*EXERCISE DESCRIPTION*. Using the entries that follow, count the lines containing the word "Grèce" and give that number by itself.

*GIVEN INFORMATION*.
::::::::
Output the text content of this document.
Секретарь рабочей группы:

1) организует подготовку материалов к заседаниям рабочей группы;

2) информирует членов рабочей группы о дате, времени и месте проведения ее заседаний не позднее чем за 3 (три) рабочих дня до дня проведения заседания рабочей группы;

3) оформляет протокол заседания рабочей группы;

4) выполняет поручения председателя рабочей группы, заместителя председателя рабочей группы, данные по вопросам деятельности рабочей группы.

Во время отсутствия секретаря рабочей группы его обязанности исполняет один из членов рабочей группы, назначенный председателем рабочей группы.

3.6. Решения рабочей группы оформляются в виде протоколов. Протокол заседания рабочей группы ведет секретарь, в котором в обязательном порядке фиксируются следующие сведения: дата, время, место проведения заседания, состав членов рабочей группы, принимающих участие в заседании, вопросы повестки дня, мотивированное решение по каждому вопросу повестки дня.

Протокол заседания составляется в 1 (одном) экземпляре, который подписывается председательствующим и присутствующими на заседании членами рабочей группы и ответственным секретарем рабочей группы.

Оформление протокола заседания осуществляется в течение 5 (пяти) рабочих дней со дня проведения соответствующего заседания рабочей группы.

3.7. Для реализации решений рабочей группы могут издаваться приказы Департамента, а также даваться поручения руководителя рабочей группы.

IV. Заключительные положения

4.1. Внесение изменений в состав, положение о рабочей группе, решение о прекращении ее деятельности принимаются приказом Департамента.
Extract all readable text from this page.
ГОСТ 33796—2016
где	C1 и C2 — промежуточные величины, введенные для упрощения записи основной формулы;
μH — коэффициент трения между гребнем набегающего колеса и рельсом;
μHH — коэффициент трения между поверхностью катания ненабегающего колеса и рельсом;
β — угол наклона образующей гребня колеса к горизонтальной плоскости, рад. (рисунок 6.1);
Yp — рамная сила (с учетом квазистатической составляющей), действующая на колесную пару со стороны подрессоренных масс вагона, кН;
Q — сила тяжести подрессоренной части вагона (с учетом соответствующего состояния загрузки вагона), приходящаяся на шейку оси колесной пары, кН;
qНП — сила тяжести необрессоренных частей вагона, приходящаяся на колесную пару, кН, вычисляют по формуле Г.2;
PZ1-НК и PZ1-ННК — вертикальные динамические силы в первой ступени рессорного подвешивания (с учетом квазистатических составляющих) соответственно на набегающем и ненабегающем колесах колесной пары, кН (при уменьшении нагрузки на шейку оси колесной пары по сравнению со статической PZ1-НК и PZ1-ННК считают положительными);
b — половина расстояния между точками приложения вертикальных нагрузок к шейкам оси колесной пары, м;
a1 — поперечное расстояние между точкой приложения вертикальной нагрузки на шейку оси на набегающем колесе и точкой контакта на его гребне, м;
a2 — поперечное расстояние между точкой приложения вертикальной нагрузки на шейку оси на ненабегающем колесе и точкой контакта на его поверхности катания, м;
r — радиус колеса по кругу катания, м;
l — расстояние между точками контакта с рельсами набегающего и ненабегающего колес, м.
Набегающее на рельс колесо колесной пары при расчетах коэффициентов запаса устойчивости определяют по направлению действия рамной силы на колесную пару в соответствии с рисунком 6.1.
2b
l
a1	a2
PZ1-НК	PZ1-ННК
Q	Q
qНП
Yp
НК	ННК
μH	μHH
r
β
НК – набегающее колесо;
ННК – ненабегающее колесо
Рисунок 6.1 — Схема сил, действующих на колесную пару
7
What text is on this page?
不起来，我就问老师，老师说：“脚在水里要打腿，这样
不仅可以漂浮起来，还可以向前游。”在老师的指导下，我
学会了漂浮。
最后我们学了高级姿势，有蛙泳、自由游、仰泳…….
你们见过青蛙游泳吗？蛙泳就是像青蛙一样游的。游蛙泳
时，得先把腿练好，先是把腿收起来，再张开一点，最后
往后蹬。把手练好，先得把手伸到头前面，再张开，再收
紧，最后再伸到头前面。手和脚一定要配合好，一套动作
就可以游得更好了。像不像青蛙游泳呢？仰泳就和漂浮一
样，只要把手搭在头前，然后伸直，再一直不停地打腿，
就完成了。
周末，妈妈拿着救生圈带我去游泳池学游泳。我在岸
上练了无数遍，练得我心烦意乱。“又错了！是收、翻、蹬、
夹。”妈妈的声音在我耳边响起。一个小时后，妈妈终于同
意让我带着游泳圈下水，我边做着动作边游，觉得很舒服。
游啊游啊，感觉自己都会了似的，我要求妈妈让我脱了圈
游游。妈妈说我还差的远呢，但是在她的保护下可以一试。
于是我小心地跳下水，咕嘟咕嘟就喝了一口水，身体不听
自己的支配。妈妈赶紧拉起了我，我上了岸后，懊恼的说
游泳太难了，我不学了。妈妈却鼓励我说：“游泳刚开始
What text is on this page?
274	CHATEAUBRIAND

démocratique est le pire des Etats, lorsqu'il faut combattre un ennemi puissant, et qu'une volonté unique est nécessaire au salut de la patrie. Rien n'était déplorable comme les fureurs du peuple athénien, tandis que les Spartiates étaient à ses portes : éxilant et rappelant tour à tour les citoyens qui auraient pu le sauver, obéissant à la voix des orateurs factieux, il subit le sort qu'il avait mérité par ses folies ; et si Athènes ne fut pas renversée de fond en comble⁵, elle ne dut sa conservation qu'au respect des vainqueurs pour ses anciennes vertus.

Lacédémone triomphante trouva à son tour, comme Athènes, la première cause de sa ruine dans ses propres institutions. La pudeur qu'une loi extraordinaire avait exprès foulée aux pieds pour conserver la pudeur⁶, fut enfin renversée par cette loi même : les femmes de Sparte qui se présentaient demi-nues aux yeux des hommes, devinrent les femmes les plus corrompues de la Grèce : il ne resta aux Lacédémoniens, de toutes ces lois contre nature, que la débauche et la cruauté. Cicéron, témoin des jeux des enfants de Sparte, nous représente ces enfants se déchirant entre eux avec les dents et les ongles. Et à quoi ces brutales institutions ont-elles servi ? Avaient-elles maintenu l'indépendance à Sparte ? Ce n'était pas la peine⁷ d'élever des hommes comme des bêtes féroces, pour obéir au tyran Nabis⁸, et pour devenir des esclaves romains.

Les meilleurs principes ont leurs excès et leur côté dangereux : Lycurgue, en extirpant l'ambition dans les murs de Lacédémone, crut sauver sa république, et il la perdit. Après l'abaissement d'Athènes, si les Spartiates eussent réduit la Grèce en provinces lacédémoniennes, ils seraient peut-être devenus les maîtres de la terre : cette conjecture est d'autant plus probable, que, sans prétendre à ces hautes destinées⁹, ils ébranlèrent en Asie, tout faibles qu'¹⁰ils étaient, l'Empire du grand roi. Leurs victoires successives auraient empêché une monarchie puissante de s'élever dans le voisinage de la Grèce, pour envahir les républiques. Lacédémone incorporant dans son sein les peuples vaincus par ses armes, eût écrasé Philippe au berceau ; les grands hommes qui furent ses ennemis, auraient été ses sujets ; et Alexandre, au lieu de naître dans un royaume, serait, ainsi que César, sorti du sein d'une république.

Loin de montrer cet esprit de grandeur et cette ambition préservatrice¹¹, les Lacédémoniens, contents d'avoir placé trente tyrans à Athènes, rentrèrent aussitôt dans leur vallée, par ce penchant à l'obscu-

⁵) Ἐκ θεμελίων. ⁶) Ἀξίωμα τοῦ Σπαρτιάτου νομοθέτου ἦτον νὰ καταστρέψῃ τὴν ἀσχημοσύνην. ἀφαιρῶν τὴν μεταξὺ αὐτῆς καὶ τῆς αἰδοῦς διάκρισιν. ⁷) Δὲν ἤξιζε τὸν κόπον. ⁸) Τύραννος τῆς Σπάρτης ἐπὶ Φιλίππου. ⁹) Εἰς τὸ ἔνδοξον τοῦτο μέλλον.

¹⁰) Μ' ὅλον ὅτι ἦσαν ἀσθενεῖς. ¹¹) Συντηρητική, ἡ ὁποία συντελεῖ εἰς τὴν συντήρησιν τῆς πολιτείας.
::::::::
*COMPLETE ANSWER*. 2